- _DATA IN THIS EXERCISE_
Start

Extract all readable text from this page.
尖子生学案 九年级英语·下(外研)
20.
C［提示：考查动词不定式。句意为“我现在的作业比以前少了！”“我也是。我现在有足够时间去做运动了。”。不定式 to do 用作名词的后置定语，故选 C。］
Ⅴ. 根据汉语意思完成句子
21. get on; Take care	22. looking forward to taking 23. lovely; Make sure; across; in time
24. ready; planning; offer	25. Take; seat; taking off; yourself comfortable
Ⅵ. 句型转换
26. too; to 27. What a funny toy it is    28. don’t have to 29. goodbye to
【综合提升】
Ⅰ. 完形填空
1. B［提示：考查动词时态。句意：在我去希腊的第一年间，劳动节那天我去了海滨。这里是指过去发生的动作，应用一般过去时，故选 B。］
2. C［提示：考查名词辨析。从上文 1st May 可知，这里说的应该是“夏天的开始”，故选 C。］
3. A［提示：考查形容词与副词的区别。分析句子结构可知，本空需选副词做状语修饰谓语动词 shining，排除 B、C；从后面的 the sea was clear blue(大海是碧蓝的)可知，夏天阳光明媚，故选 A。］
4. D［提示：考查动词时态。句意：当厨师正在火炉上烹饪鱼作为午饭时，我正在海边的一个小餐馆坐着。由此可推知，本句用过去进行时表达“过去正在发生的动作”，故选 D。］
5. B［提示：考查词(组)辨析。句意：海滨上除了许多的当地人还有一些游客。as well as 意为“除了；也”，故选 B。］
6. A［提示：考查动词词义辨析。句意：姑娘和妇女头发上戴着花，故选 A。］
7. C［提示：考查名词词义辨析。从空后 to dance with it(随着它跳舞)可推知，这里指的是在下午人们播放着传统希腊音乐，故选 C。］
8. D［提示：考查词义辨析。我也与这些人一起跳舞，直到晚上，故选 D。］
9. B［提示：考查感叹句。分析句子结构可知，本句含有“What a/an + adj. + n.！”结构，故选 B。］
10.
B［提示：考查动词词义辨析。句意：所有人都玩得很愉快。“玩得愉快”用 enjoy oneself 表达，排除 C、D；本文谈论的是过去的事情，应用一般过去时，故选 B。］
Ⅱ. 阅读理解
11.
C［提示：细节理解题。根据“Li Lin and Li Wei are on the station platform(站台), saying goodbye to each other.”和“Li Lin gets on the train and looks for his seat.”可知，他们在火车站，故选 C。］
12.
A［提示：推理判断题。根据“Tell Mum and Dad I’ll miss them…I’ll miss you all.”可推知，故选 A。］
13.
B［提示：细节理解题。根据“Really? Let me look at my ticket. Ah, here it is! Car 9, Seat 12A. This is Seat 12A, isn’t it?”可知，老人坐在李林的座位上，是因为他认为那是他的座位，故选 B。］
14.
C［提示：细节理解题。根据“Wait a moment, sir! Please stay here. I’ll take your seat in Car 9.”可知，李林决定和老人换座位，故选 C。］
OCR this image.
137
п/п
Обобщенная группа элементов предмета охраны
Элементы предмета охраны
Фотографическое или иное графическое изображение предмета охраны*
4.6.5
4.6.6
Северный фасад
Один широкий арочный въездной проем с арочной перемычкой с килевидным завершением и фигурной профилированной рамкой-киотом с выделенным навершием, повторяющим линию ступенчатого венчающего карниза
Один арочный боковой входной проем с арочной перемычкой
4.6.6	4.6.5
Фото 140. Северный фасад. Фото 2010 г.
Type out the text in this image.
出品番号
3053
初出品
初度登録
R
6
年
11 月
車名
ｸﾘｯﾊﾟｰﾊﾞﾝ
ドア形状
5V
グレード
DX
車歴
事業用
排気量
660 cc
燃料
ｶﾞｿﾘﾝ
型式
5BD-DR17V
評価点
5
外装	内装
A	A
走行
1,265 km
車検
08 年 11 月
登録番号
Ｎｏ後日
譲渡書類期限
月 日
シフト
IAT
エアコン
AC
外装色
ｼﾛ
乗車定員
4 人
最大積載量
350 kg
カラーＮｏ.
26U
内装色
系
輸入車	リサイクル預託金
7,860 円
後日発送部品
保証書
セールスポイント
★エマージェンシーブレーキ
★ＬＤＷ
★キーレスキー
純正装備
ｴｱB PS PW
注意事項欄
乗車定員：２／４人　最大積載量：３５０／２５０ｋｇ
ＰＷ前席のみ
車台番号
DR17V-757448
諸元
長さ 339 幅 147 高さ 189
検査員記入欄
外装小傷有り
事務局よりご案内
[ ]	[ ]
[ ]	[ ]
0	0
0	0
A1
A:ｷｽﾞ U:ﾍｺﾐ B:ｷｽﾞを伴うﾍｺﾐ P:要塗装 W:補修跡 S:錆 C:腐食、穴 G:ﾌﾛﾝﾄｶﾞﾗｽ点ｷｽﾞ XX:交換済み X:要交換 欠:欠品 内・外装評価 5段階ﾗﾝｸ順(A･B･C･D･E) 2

End

- _WHAT IS BEING ASKED_
Go through the listing and print each line exactly as it appears.

- _TASK ANSWER_
Extract all readable text from this page.
尖子生学案 九年级英语·下(外研)
20.
C［提示：考查动词不定式。句意为“我现在的作业比以前少了！”“我也是。我现在有足够时间去做运动了。”。不定式 to do 用作名词的后置定语，故选 C。］
Ⅴ. 根据汉语意思完成句子
21. get on; Take care	22. looking forward to taking 23. lovely; Make sure; across; in time
24. ready; planning; offer	25. Take; seat; taking off; yourself comfortable
Ⅵ. 句型转换
26. too; to 27. What a funny toy it is    28. don’t have to 29. goodbye to
【综合提升】
Ⅰ. 完形填空
1. B［提示：考查动词时态。句意：在我去希腊的第一年间，劳动节那天我去了海滨。这里是指过去发生的动作，应用一般过去时，故选 B。］
2. C［提示：考查名词辨析。从上文 1st May 可知，这里说的应该是“夏天的开始”，故选 C。］
3. A［提示：考查形容词与副词的区别。分析句子结构可知，本空需选副词做状语修饰谓语动词 shining，排除 B、C；从后面的 the sea was clear blue(大海是碧蓝的)可知，夏天阳光明媚，故选 A。］
4. D［提示：考查动词时态。句意：当厨师正在火炉上烹饪鱼作为午饭时，我正在海边的一个小餐馆坐着。由此可推知，本句用过去进行时表达“过去正在发生的动作”，故选 D。］
5. B［提示：考查词(组)辨析。句意：海滨上除了许多的当地人还有一些游客。as well as 意为“除了；也”，故选 B。］
6. A［提示：考查动词词义辨析。句意：姑娘和妇女头发上戴着花，故选 A。］
7. C［提示：考查名词词义辨析。从空后 to dance with it(随着它跳舞)可推知，这里指的是在下午人们播放着传统希腊音乐，故选 C。］
8. D［提示：考查词义辨析。我也与这些人一起跳舞，直到晚上，故选 D。］
9. B［提示：考查感叹句。分析句子结构可知，本句含有“What a/an + adj. + n.！”结构，故选 B。］
10.
B［提示：考查动词词义辨析。句意：所有人都玩得很愉快。“玩得愉快”用 enjoy oneself 表达，排除 C、D；本文谈论的是过去的事情，应用一般过去时，故选 B。］
Ⅱ. 阅读理解
11.
C［提示：细节理解题。根据“Li Lin and Li Wei are on the station platform(站台), saying goodbye to each other.”和“Li Lin gets on the train and looks for his seat.”可知，他们在火车站，故选 C。］
12.
A［提示：推理判断题。根据“Tell Mum and Dad I’ll miss them…I’ll miss you all.”可推知，故选 A。］
13.
B［提示：细节理解题。根据“Really? Let me look at my ticket. Ah, here it is! Car 9, Seat 12A. This is Seat 12A, isn’t it?”可知，老人坐在李林的座位上，是因为他认为那是他的座位，故选 B。］
14.
C［提示：细节理解题。根据“Wait a moment, sir! Please stay here. I’ll take your seat in Car 9.”可知，李林决定和老人换座位，故选 C。］
OCR this image.
137
п/п
Обобщенная группа элементов предмета охраны
Элементы предмета охраны
Фотографическое или иное графическое изображение предмета охраны*
4.6.5
4.6.6
Северный фасад
Один широкий арочный въездной проем с арочной перемычкой с килевидным завершением и фигурной профилированной рамкой-киотом с выделенным навершием, повторяющим линию ступенчатого венчающего карниза
Один арочный боковой входной проем с арочной перемычкой
4.6.6	4.6.5
Фото 140. Северный фасад. Фото 2010 г.
Type out the text in this image.
出品番号
3053
初出品
初度登録
R
6
年
11 月
車名
ｸﾘｯﾊﾟｰﾊﾞﾝ
ドア形状
5V
グレード
DX
車歴
事業用
排気量
660 cc
燃料
ｶﾞｿﾘﾝ
型式
5BD-DR17V
評価点
5
外装	内装
A	A
走行
1,265 km
車検
08 年 11 月
登録番号
Ｎｏ後日
譲渡書類期限
月 日
シフト
IAT
エアコン
AC
外装色
ｼﾛ
乗車定員
4 人
最大積載量
350 kg
カラーＮｏ.
26U
内装色
系
輸入車	リサイクル預託金
7,860 円
後日発送部品
保証書
セールスポイント
★エマージェンシーブレーキ
★ＬＤＷ
★キーレスキー
純正装備
ｴｱB PS PW
注意事項欄
乗車定員：２／４人　最大積載量：３５０／２５０ｋｇ
ＰＷ前席のみ
車台番号
DR17V-757448
諸元
長さ 339 幅 147 高さ 189
検査員記入欄
外装小傷有り
事務局よりご案内
[ ]	[ ]
[ ]	[ ]
0	0
0	0
A1
A:ｷｽﾞ U:ﾍｺﾐ B:ｷｽﾞを伴うﾍｺﾐ P:要塗装 W:補修跡 S:錆 C:腐食、穴 G:ﾌﾛﾝﾄｶﾞﾗｽ点ｷｽﾞ XX:交換済み X:要交換 欠:欠品 内・外装評価 5段階ﾗﾝｸ順(A･B･C･D･E) 2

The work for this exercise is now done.